Going back ten thousand years, all of us are descended from ancestors that explored what the nature of being human means before there was any form of so-called civilization we currently exist within. Jung’s curiosity drew him into lively communing and exchanges of meaning and understanding with fellow humans he crossed paths with. The following is a recounting of such an engagement in exploring and seeking understanding of human consciousness and a sense of place and belonging in the universe. And, as told from the perspective of a Swiss white man in the 1920s, blind spots appear to be expressed such as, “The desire then grew in me to carry the historical comparison [beyond the cultural consciousness of the white man] to a still lower cultural level [of the Pueblo Indians in New Mexico].” From what I have read of Jung, it may be that “lower cultural level” here means removed from so-called modern expressions of art and other manifestations of human intellectual achievement. I would appreciate hearing from others alternative explanations for what was meant by “lower cultural level”.

        ii.  america: the pueblo indians
                (Extract from an unpublished MS.)

■ Items
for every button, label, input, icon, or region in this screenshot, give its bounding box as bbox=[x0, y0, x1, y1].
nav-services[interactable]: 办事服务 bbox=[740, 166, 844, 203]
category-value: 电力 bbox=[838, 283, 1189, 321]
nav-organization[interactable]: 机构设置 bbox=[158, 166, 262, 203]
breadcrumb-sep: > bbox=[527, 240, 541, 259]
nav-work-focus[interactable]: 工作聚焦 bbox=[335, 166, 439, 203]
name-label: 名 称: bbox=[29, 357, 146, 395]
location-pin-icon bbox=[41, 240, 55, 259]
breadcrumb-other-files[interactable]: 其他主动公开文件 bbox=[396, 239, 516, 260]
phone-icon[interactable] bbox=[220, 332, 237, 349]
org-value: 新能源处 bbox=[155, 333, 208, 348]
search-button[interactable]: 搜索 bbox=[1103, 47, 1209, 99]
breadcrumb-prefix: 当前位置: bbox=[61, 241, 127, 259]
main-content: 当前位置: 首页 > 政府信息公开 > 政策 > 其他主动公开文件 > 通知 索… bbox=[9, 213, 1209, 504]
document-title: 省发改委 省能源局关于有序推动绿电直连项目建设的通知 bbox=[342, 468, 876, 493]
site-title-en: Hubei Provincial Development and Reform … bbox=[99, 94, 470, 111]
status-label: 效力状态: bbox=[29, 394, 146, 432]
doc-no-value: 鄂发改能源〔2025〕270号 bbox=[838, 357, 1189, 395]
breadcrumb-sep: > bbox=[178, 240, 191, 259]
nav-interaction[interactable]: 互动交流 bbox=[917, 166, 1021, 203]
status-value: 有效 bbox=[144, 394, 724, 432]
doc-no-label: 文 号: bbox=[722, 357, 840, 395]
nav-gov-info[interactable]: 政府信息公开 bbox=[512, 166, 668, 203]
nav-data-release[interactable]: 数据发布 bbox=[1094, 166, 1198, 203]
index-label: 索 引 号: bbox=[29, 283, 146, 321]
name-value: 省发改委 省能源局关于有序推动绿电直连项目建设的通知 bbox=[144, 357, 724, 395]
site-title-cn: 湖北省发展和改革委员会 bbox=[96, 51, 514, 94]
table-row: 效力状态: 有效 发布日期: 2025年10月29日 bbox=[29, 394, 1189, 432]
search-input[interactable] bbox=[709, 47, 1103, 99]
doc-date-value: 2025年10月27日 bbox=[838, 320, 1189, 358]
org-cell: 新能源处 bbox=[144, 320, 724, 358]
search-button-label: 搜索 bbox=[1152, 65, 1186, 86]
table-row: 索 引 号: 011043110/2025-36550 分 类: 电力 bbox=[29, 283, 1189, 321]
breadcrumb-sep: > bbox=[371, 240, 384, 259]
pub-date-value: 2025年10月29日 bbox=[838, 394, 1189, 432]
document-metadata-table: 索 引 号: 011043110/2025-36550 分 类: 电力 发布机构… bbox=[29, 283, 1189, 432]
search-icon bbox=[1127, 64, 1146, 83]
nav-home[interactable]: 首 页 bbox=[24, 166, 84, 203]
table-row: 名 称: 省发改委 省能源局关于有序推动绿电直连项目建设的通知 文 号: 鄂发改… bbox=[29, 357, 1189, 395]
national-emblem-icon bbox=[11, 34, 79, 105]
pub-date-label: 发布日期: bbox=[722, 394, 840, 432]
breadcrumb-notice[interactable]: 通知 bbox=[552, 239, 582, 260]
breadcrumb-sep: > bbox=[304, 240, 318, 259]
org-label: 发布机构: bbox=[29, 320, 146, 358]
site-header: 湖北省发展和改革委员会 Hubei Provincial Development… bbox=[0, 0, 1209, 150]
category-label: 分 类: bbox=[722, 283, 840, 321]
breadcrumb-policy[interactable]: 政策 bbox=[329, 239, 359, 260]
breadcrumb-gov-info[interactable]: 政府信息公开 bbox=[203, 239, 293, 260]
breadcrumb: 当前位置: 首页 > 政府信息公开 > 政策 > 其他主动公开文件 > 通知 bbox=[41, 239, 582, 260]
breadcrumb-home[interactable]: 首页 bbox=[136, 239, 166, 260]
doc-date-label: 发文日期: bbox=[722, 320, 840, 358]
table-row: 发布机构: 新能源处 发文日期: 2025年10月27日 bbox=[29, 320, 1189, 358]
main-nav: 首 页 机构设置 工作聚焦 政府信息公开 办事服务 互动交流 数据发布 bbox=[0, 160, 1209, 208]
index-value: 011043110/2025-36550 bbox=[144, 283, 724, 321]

...

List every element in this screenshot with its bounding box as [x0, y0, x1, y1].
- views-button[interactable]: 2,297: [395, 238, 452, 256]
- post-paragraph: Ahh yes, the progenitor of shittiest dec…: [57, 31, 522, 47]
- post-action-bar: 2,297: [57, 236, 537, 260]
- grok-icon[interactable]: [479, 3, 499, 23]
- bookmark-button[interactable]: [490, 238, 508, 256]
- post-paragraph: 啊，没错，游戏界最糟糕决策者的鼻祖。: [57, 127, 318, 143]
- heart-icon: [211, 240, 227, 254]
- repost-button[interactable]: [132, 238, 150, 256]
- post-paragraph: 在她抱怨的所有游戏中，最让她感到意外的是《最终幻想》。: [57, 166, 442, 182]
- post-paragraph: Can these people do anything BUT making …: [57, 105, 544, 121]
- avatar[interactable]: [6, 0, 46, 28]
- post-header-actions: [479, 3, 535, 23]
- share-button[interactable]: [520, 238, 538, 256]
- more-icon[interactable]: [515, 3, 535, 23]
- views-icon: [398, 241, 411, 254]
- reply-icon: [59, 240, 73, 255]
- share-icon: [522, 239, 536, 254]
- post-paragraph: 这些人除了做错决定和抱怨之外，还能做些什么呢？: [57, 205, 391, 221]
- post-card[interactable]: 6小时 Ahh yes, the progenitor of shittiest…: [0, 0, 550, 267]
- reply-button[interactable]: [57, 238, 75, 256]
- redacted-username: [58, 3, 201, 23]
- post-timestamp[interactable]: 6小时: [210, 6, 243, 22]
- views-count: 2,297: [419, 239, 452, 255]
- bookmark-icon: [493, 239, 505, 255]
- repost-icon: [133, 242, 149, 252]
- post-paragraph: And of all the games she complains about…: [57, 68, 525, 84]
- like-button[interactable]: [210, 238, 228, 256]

■ Requirement 1
In the passage about Jung and the Pueblo Indians, from whose perspective is the recounted engagement told?
■ Requirement 2
Could you change "icon" to "glyph" throughout the records in the stretch from the line containing "List every element" through the line containing "- repost-icon: [133, 242, 149, 252]", keep everything else the same, and give back only those lines?

■ Final result 1
From the perspective of a Swiss white man in the 1920s.

■ Final result 2
List every element in this screenshot with its bounding box as [x0, y0, x1, y1].
- views-button[interactable]: 2,297: [395, 238, 452, 256]
- post-paragraph: Ahh yes, the progenitor of shittiest dec…: [57, 31, 522, 47]
- post-action-bar: 2,297: [57, 236, 537, 260]
- grok-glyph[interactable]: [479, 3, 499, 23]
- bookmark-button[interactable]: [490, 238, 508, 256]
- post-paragraph: 啊，没错，游戏界最糟糕决策者的鼻祖。: [57, 127, 318, 143]
- heart-glyph: [211, 240, 227, 254]
- repost-button[interactable]: [132, 238, 150, 256]
- post-paragraph: 在她抱怨的所有游戏中，最让她感到意外的是《最终幻想》。: [57, 166, 442, 182]
- post-paragraph: Can these people do anything BUT making …: [57, 105, 544, 121]
- avatar[interactable]: [6, 0, 46, 28]
- post-header-actions: [479, 3, 535, 23]
- share-button[interactable]: [520, 238, 538, 256]
- more-glyph[interactable]: [515, 3, 535, 23]
- views-glyph: [398, 241, 411, 254]
- reply-glyph: [59, 240, 73, 255]
- share-glyph: [522, 239, 536, 254]
- post-paragraph: 这些人除了做错决定和抱怨之外，还能做些什么呢？: [57, 205, 391, 221]
- post-card[interactable]: 6小时 Ahh yes, the progenitor of shittiest…: [0, 0, 550, 267]
- reply-button[interactable]: [57, 238, 75, 256]
- redacted-username: [58, 3, 201, 23]
- post-timestamp[interactable]: 6小时: [210, 6, 243, 22]
- views-count: 2,297: [419, 239, 452, 255]
- bookmark-glyph: [493, 239, 505, 255]
- repost-glyph: [133, 242, 149, 252]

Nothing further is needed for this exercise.